═══ Information shown

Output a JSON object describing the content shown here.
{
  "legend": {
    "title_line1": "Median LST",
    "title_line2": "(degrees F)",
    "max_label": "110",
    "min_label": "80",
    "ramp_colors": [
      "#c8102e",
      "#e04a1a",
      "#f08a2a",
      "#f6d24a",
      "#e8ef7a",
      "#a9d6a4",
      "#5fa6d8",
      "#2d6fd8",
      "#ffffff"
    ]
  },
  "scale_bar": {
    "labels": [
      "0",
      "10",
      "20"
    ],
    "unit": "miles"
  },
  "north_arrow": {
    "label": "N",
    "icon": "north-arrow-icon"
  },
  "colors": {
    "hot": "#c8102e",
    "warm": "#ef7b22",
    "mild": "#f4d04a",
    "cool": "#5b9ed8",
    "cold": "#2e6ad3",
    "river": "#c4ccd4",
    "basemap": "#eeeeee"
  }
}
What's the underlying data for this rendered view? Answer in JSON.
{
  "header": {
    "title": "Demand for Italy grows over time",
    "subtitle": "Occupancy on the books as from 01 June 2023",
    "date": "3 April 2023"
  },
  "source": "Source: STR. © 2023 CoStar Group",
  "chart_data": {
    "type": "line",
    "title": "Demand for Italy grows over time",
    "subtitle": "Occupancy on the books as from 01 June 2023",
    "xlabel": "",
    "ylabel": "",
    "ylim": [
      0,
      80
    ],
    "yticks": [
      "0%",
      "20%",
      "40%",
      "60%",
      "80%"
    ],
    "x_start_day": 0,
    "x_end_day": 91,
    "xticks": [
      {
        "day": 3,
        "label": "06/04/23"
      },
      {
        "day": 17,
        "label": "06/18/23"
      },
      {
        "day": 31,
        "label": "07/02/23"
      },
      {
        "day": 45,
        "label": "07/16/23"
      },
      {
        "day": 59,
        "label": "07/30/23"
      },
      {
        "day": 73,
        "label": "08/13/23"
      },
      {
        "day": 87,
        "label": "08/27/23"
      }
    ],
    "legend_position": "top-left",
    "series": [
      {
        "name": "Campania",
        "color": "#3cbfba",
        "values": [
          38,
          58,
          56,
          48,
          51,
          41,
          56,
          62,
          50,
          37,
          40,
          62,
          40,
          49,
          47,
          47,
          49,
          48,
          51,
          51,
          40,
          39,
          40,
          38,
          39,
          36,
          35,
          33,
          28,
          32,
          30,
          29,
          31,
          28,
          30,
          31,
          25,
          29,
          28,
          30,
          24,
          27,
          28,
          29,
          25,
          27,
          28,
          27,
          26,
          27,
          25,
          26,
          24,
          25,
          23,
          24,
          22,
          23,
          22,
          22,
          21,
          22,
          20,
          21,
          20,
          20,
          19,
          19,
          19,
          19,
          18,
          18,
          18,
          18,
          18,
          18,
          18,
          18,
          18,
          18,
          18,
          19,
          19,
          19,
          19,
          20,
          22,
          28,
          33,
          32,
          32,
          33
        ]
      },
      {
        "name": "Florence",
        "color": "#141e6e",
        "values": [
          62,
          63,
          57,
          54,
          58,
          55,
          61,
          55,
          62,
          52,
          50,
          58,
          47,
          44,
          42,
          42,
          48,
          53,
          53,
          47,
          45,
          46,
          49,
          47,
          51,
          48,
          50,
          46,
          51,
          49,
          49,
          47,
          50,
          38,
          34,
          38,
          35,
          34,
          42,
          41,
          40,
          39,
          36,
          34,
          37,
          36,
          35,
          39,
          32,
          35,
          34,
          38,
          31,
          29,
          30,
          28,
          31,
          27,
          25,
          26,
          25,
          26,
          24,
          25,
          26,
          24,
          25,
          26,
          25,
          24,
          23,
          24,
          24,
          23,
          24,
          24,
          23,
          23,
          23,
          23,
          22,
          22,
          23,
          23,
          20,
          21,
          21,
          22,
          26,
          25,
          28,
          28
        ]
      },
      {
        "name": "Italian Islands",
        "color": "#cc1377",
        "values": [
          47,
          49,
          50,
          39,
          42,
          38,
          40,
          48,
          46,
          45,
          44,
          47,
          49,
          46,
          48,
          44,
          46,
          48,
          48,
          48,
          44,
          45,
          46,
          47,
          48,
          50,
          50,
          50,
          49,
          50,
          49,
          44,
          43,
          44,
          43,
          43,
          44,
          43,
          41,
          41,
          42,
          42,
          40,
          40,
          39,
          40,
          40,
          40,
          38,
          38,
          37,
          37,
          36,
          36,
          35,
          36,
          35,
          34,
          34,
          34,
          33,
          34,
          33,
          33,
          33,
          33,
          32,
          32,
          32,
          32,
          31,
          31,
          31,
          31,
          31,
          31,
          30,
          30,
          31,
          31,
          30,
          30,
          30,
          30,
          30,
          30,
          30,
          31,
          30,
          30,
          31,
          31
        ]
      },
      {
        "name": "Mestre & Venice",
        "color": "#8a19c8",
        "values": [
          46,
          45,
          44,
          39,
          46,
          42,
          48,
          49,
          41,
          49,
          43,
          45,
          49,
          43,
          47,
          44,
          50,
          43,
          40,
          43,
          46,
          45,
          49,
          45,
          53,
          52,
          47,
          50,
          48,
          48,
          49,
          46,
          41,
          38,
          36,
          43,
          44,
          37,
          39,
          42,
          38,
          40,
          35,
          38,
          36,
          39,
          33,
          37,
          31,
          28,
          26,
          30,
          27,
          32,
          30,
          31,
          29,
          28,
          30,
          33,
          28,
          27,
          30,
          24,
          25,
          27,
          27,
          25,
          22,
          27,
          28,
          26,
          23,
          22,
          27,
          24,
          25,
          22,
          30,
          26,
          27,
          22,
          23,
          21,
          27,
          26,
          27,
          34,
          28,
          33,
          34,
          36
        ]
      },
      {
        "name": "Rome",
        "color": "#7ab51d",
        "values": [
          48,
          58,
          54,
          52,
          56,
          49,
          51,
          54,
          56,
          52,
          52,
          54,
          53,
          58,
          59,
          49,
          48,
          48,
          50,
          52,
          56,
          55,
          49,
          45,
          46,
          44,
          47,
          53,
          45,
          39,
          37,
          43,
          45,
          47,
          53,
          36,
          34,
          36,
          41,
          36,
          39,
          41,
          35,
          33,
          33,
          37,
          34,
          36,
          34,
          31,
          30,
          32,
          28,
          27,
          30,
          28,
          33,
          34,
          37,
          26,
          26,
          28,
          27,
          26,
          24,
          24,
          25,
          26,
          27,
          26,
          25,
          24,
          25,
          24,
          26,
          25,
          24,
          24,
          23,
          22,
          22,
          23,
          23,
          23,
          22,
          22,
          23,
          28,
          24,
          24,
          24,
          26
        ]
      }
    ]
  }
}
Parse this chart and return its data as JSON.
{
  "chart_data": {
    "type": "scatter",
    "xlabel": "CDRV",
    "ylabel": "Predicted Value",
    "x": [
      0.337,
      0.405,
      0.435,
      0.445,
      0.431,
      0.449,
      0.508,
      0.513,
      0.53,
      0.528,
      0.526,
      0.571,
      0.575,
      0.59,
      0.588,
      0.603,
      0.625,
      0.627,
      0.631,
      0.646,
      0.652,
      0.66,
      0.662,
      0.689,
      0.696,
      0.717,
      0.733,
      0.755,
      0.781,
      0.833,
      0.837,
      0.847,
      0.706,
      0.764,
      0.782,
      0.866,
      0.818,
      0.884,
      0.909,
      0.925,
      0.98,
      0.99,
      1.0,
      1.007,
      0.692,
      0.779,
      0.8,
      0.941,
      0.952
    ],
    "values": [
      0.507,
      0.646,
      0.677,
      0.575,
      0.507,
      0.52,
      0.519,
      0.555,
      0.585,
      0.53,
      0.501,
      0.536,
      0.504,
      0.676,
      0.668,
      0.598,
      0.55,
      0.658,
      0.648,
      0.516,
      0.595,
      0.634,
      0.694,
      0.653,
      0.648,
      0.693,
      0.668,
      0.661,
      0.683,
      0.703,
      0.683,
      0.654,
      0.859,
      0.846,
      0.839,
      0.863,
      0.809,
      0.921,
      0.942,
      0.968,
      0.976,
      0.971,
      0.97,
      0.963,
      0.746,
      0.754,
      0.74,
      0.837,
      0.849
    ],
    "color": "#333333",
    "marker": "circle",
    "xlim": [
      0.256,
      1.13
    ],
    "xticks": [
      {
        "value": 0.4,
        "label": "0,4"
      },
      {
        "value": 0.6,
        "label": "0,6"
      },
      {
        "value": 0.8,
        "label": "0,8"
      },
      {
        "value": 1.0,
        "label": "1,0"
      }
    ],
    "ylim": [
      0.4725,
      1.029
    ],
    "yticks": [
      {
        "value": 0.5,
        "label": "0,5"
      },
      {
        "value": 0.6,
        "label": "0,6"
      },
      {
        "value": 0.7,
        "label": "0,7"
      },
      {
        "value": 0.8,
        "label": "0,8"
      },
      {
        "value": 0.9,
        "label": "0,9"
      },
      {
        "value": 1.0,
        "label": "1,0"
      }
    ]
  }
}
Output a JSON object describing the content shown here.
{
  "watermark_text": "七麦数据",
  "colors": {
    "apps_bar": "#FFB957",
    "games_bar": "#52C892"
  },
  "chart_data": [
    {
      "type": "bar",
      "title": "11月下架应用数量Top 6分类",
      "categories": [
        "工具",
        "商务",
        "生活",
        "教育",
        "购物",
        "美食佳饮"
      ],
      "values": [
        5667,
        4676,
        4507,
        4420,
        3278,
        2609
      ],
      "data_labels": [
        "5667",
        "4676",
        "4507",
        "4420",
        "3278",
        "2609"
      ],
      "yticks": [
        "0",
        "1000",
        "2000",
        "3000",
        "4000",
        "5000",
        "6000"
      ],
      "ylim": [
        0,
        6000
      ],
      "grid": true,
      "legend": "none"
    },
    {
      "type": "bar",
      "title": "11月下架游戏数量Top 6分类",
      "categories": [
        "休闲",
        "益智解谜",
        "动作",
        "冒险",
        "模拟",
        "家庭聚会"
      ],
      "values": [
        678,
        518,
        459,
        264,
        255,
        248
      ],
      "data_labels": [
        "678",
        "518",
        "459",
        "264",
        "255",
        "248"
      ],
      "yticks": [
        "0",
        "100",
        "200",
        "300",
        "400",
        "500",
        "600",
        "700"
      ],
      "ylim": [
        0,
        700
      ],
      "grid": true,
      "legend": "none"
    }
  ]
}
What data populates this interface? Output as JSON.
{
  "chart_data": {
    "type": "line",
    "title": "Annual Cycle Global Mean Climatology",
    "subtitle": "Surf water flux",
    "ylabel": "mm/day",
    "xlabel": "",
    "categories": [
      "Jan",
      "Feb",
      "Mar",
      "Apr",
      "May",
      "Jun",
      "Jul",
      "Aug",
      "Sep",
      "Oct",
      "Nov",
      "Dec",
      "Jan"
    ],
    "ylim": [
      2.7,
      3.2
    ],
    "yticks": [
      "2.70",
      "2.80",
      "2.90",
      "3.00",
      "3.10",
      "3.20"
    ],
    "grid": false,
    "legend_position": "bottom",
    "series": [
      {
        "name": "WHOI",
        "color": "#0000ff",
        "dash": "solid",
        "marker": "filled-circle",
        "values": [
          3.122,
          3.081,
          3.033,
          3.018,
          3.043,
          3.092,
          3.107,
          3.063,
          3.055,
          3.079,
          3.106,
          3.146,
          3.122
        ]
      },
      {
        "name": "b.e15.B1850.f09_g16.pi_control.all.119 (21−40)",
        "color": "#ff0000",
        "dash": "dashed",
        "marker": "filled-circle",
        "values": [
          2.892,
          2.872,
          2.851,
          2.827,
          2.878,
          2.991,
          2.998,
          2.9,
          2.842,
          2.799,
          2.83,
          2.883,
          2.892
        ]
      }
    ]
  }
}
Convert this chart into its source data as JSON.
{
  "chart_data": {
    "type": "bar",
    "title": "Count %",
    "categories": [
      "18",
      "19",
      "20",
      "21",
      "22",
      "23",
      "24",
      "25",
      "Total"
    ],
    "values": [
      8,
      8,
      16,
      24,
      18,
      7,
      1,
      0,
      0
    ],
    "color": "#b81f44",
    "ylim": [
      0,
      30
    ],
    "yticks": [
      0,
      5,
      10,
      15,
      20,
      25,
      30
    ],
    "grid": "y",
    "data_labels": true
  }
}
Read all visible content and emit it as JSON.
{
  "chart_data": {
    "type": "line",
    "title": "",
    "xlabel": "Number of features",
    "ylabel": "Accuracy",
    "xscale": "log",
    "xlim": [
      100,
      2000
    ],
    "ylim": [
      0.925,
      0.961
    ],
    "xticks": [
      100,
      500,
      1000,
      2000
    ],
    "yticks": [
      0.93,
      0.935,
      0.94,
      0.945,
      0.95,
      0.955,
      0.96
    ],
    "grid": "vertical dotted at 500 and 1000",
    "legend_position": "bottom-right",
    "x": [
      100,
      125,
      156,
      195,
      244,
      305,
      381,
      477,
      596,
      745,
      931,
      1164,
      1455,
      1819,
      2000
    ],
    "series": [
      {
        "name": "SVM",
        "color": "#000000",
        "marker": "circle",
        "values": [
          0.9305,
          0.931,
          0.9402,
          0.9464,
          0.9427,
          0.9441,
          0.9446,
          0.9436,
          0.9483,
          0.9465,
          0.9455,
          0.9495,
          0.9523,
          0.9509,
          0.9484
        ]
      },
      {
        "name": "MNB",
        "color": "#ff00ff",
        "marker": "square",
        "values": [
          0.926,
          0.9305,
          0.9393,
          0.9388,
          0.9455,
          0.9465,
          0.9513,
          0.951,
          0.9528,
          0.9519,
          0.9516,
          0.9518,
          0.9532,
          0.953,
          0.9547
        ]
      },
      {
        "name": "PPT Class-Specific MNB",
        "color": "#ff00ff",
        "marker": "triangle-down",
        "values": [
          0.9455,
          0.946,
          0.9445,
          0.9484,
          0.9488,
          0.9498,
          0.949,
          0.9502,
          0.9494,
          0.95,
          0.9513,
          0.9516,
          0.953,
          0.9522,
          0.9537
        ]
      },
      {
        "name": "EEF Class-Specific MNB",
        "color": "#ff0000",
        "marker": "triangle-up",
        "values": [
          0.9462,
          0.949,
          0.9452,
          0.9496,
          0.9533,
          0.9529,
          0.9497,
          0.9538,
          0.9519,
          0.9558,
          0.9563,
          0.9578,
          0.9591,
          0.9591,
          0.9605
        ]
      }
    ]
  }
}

══════

* _Goal_: Pick each line holding the word "grid" out of the data and copy it.

* _Complete answer_:
      "grid": true,
      "grid": true,
    "grid": false,
    "grid": "y",
    "grid": "vertical dotted at 500 and 1000",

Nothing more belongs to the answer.